Material provided:

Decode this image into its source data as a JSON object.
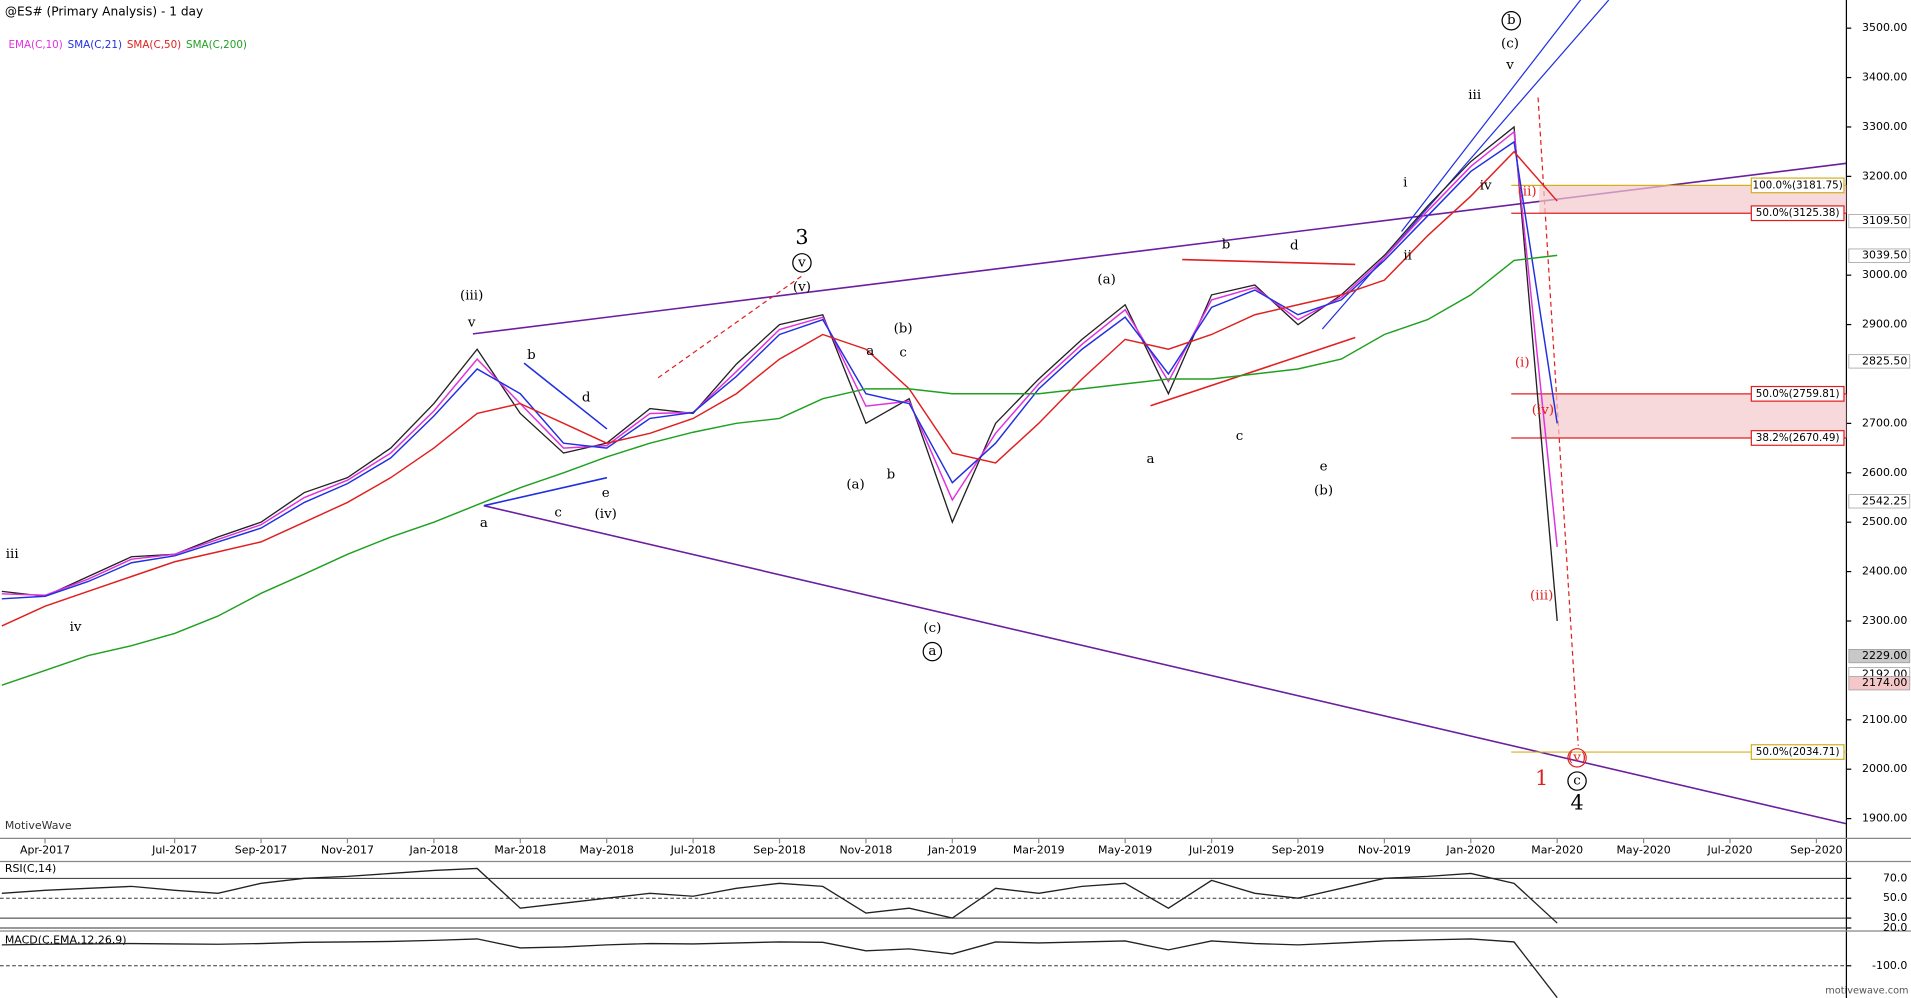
{
  "chart_data": [
    {
      "type": "line",
      "title": "@ES# (Primary Analysis) - 1 day",
      "categories": [
        null,
        "Apr-2017",
        null,
        null,
        "Jul-2017",
        null,
        "Sep-2017",
        null,
        "Nov-2017",
        null,
        "Jan-2018",
        null,
        "Mar-2018",
        null,
        "May-2018",
        null,
        "Jul-2018",
        null,
        "Sep-2018",
        null,
        "Nov-2018",
        null,
        "Jan-2019",
        null,
        "Mar-2019",
        null,
        "May-2019",
        null,
        "Jul-2019",
        null,
        "Sep-2019",
        null,
        "Nov-2019",
        null,
        "Jan-2020",
        null,
        "Mar-2020",
        null,
        "May-2020",
        null,
        "Jul-2020",
        null,
        "Sep-2020"
      ],
      "series": [
        {
          "color": "#222222",
          "values": [
            2360,
            2350,
            2390,
            2430,
            2435,
            2470,
            2500,
            2560,
            2590,
            2650,
            2740,
            2850,
            2720,
            2640,
            2660,
            2730,
            2720,
            2820,
            2900,
            2920,
            2700,
            2750,
            2500,
            2700,
            2790,
            2870,
            2940,
            2760,
            2960,
            2980,
            2900,
            2960,
            3040,
            3140,
            3230,
            3300,
            2300,
            null,
            null,
            null,
            null,
            null,
            null
          ]
        },
        {
          "name": "EMA(C,10)",
          "color": "#e030e0",
          "values": [
            2355,
            2352,
            2385,
            2425,
            2435,
            2465,
            2495,
            2550,
            2585,
            2640,
            2725,
            2830,
            2740,
            2650,
            2655,
            2720,
            2722,
            2805,
            2890,
            2915,
            2735,
            2745,
            2545,
            2680,
            2780,
            2860,
            2930,
            2785,
            2950,
            2975,
            2910,
            2955,
            3035,
            3130,
            3220,
            3290,
            2450,
            null,
            null,
            null,
            null,
            null,
            null
          ]
        },
        {
          "name": "SMA(C,21)",
          "color": "#2030e0",
          "values": [
            2345,
            2350,
            2380,
            2418,
            2432,
            2460,
            2488,
            2540,
            2578,
            2630,
            2715,
            2810,
            2760,
            2660,
            2650,
            2710,
            2722,
            2795,
            2880,
            2910,
            2760,
            2740,
            2580,
            2660,
            2770,
            2850,
            2915,
            2800,
            2935,
            2970,
            2920,
            2950,
            3030,
            3120,
            3210,
            3270,
            2700,
            null,
            null,
            null,
            null,
            null,
            null
          ]
        },
        {
          "name": "SMA(C,50)",
          "color": "#e02020",
          "values": [
            2290,
            2330,
            2360,
            2390,
            2420,
            2440,
            2460,
            2500,
            2540,
            2590,
            2650,
            2720,
            2740,
            2700,
            2660,
            2680,
            2710,
            2760,
            2830,
            2880,
            2850,
            2770,
            2640,
            2620,
            2700,
            2790,
            2870,
            2850,
            2880,
            2920,
            2940,
            2960,
            2990,
            3080,
            3160,
            3250,
            3150,
            null,
            null,
            null,
            null,
            null,
            null
          ]
        },
        {
          "name": "SMA(C,200)",
          "color": "#20a020",
          "values": [
            2170,
            2200,
            2230,
            2250,
            2275,
            2310,
            2356,
            2395,
            2435,
            2470,
            2500,
            2535,
            2570,
            2600,
            2632,
            2660,
            2682,
            2700,
            2710,
            2750,
            2770,
            2770,
            2760,
            2760,
            2760,
            2770,
            2780,
            2790,
            2790,
            2800,
            2810,
            2830,
            2880,
            2910,
            2960,
            3030,
            3040,
            null,
            null,
            null,
            null,
            null,
            null
          ]
        }
      ],
      "ylim": [
        1860,
        3557
      ],
      "yticks": [
        {
          "value": 3500,
          "label": "3500.00"
        },
        {
          "value": 3400,
          "label": "3400.00"
        },
        {
          "value": 3300,
          "label": "3300.00"
        },
        {
          "value": 3200,
          "label": "3200.00"
        },
        {
          "value": 3000,
          "label": "3000.00"
        },
        {
          "value": 2900,
          "label": "2900.00"
        },
        {
          "value": 2700,
          "label": "2700.00"
        },
        {
          "value": 2600,
          "label": "2600.00"
        },
        {
          "value": 2500,
          "label": "2500.00"
        },
        {
          "value": 2400,
          "label": "2400.00"
        },
        {
          "value": 2300,
          "label": "2300.00"
        },
        {
          "value": 2100,
          "label": "2100.00"
        },
        {
          "value": 2000,
          "label": "2000.00"
        },
        {
          "value": 1900,
          "label": "1900.00"
        }
      ],
      "price_tags": [
        {
          "value": 3109.5,
          "label": "3109.50",
          "color": "#ffffff"
        },
        {
          "value": 3039.5,
          "label": "3039.50",
          "color": "#ffffff"
        },
        {
          "value": 2825.5,
          "label": "2825.50",
          "color": "#ffffff"
        },
        {
          "value": 2542.25,
          "label": "2542.25",
          "color": "#ffffff"
        },
        {
          "value": 2229,
          "label": "2229.00",
          "color": "#c8c8c8"
        },
        {
          "value": 2192,
          "label": "2192.00",
          "color": "#ffffff"
        },
        {
          "value": 2174,
          "label": "2174.00",
          "color": "#f4c8c8"
        }
      ],
      "fib_levels": [
        {
          "value": 3181.75,
          "label": "100.0%(3181.75)",
          "color": "#d4b020"
        },
        {
          "value": 3125.38,
          "label": "50.0%(3125.38)",
          "color": "#e02020"
        },
        {
          "value": 2759.81,
          "label": "50.0%(2759.81)",
          "color": "#e02020"
        },
        {
          "value": 2670.49,
          "label": "38.2%(2670.49)",
          "color": "#e02020"
        },
        {
          "value": 2034.71,
          "label": "50.0%(2034.71)",
          "color": "#d4b020"
        }
      ],
      "annotations": [
        {
          "text": "iii",
          "y": 2435
        },
        {
          "text": "iv",
          "y": 2287
        },
        {
          "text": "(iii)",
          "y": 2958
        },
        {
          "text": "v",
          "y": 2903
        },
        {
          "text": "a",
          "y": 2497
        },
        {
          "text": "b",
          "y": 2837
        },
        {
          "text": "c",
          "y": 2519
        },
        {
          "text": "d",
          "y": 2751
        },
        {
          "text": "e",
          "y": 2558
        },
        {
          "text": "(iv)",
          "y": 2516
        },
        {
          "text": "3",
          "y": 3074,
          "large": true
        },
        {
          "text": "v",
          "y": 3025,
          "circled": true
        },
        {
          "text": "(v)",
          "y": 2975
        },
        {
          "text": "(b)",
          "y": 2891
        },
        {
          "text": "a",
          "y": 2845
        },
        {
          "text": "c",
          "y": 2842
        },
        {
          "text": "b",
          "y": 2595
        },
        {
          "text": "(a)",
          "y": 2575
        },
        {
          "text": "(c)",
          "y": 2285
        },
        {
          "text": "a",
          "y": 2238,
          "circled": true
        },
        {
          "text": "(a)",
          "y": 2990
        },
        {
          "text": "b",
          "y": 3061
        },
        {
          "text": "d",
          "y": 3059
        },
        {
          "text": "a",
          "y": 2627
        },
        {
          "text": "c",
          "y": 2673
        },
        {
          "text": "e",
          "y": 2612
        },
        {
          "text": "(b)",
          "y": 2563
        },
        {
          "text": "i",
          "y": 3187
        },
        {
          "text": "ii",
          "y": 3039
        },
        {
          "text": "iii",
          "y": 3364
        },
        {
          "text": "iv",
          "y": 3180
        },
        {
          "text": "v",
          "y": 3424
        },
        {
          "text": "(c)",
          "y": 3468
        },
        {
          "text": "b",
          "y": 3515,
          "circled": true
        },
        {
          "text": "(ii)",
          "y": 3168,
          "color": "#e02020"
        },
        {
          "text": "(i)",
          "y": 2822,
          "color": "#e02020"
        },
        {
          "text": "(iv)",
          "y": 2726,
          "color": "#e02020"
        },
        {
          "text": "(iii)",
          "y": 2351,
          "color": "#e02020"
        },
        {
          "text": "(v)",
          "y": 2023,
          "color": "#e02020",
          "circled": true
        },
        {
          "text": "1",
          "y": 1979,
          "color": "#e02020",
          "large": true
        },
        {
          "text": "c",
          "y": 1976,
          "circled": true
        },
        {
          "text": "4",
          "y": 1930,
          "large": true
        }
      ]
    },
    {
      "type": "line",
      "title": "RSI(C,14)",
      "series": [
        {
          "color": "#222222",
          "values": [
            55,
            58,
            60,
            62,
            58,
            55,
            65,
            70,
            72,
            75,
            78,
            80,
            40,
            45,
            50,
            55,
            52,
            60,
            65,
            62,
            35,
            40,
            30,
            60,
            55,
            62,
            65,
            40,
            68,
            55,
            50,
            60,
            70,
            72,
            75,
            65,
            25,
            null,
            null,
            null,
            null,
            null,
            null
          ]
        }
      ],
      "ylim": [
        17,
        87
      ],
      "yticks": [
        {
          "value": 70,
          "label": "70.0"
        },
        {
          "value": 50,
          "label": "50.0"
        },
        {
          "value": 30,
          "label": "30.0"
        },
        {
          "value": 20,
          "label": "20.0"
        }
      ]
    },
    {
      "type": "line",
      "title": "MACD(C,EMA,12,26,9)",
      "series": [
        {
          "color": "#222222",
          "values": [
            5,
            8,
            10,
            12,
            10,
            8,
            12,
            18,
            20,
            22,
            28,
            35,
            -10,
            -5,
            5,
            12,
            10,
            15,
            20,
            18,
            -25,
            -15,
            -40,
            20,
            15,
            20,
            25,
            -20,
            25,
            12,
            5,
            15,
            25,
            30,
            35,
            20,
            -260,
            null,
            null,
            null,
            null,
            null,
            null
          ]
        }
      ],
      "ylim": [
        -262,
        75
      ],
      "yticks": [
        {
          "value": -100,
          "label": "-100.0"
        }
      ]
    }
  ],
  "branding": {
    "left": "MotiveWave",
    "right": "motivewave.com"
  }
}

Job:
Across the records, count the lines holding the string "name". Give the number and stop.

Expected output:
4